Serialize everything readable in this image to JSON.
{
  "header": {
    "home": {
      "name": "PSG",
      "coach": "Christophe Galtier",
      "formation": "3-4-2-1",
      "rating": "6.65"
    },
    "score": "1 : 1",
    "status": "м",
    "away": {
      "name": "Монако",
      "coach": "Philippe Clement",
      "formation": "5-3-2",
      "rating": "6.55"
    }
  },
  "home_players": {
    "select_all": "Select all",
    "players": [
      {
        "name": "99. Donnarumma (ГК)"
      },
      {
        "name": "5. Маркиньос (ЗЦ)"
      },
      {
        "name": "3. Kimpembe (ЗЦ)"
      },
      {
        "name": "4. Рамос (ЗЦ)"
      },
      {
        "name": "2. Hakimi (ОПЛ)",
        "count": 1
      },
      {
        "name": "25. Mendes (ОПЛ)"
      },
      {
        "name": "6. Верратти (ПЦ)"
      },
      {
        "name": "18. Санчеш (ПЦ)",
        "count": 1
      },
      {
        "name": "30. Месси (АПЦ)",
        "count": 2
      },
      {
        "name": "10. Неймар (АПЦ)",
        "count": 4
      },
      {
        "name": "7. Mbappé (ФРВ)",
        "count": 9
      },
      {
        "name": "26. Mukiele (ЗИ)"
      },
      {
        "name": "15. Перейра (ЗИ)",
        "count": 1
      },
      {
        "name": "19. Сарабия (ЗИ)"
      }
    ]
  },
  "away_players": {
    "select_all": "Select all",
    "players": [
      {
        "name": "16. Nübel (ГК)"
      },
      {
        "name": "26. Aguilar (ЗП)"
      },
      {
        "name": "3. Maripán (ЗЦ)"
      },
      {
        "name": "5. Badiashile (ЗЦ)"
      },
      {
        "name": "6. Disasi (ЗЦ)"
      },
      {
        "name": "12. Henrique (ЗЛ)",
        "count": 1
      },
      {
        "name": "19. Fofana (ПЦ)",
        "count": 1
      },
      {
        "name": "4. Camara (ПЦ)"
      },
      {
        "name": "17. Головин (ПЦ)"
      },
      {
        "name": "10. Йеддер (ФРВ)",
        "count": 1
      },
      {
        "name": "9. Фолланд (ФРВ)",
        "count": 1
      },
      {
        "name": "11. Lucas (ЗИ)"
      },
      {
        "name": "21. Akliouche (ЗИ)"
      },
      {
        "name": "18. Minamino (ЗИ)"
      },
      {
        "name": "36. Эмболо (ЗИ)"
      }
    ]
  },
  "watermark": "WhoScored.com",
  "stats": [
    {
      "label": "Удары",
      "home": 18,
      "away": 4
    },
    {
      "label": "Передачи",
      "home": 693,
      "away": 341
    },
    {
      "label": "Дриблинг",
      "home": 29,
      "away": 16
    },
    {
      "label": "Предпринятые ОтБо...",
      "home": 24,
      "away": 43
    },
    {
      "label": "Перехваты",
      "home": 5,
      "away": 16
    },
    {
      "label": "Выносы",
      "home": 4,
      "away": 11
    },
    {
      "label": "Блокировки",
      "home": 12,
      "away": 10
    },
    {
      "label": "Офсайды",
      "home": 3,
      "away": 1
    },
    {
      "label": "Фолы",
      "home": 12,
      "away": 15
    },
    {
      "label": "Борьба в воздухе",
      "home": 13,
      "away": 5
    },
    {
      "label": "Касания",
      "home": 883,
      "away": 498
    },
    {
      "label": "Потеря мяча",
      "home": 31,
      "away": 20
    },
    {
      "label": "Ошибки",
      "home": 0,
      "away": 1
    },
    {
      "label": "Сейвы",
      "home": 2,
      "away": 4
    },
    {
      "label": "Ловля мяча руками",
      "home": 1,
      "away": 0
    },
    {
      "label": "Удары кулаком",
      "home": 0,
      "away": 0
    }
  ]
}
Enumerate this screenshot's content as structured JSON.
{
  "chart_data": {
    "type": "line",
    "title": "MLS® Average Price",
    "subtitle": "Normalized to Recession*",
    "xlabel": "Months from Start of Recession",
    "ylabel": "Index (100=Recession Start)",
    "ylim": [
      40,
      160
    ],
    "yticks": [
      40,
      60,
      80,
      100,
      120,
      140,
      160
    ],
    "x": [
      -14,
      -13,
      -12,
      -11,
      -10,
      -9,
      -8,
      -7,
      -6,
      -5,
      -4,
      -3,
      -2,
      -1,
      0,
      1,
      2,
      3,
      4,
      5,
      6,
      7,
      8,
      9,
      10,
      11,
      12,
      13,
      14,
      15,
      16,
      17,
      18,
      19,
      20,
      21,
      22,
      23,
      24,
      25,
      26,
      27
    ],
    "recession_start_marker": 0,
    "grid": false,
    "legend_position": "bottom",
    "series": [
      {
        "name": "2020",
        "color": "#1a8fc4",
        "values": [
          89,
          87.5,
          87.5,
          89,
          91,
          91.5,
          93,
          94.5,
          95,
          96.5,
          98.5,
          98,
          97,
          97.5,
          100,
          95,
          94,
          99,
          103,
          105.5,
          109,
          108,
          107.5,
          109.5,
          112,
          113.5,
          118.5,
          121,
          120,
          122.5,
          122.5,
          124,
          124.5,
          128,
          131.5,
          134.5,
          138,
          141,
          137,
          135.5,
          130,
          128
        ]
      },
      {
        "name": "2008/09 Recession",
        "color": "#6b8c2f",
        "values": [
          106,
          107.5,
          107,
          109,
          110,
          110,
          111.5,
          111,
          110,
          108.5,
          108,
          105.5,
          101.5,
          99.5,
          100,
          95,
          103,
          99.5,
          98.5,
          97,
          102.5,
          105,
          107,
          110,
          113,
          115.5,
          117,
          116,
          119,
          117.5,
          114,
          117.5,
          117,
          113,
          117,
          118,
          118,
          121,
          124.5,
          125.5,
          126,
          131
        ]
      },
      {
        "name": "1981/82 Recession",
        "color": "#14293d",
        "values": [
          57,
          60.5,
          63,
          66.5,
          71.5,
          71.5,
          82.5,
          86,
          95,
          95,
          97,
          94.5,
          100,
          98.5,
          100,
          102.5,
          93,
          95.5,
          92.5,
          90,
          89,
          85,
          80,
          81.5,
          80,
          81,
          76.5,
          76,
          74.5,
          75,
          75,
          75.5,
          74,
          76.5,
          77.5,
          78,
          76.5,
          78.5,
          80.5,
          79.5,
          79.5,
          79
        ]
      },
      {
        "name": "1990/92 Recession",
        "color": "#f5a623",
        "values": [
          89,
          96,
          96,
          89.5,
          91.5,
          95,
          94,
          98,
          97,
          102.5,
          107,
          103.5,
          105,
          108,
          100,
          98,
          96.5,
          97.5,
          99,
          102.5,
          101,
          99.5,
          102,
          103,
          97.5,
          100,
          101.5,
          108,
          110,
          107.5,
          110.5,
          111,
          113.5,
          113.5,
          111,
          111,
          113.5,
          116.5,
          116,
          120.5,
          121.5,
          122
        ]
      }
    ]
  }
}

● ● ●

> **Task objective**
Tally every line of the listing that holds the string "this", then give the number by itself.

> **Finished exercise**
2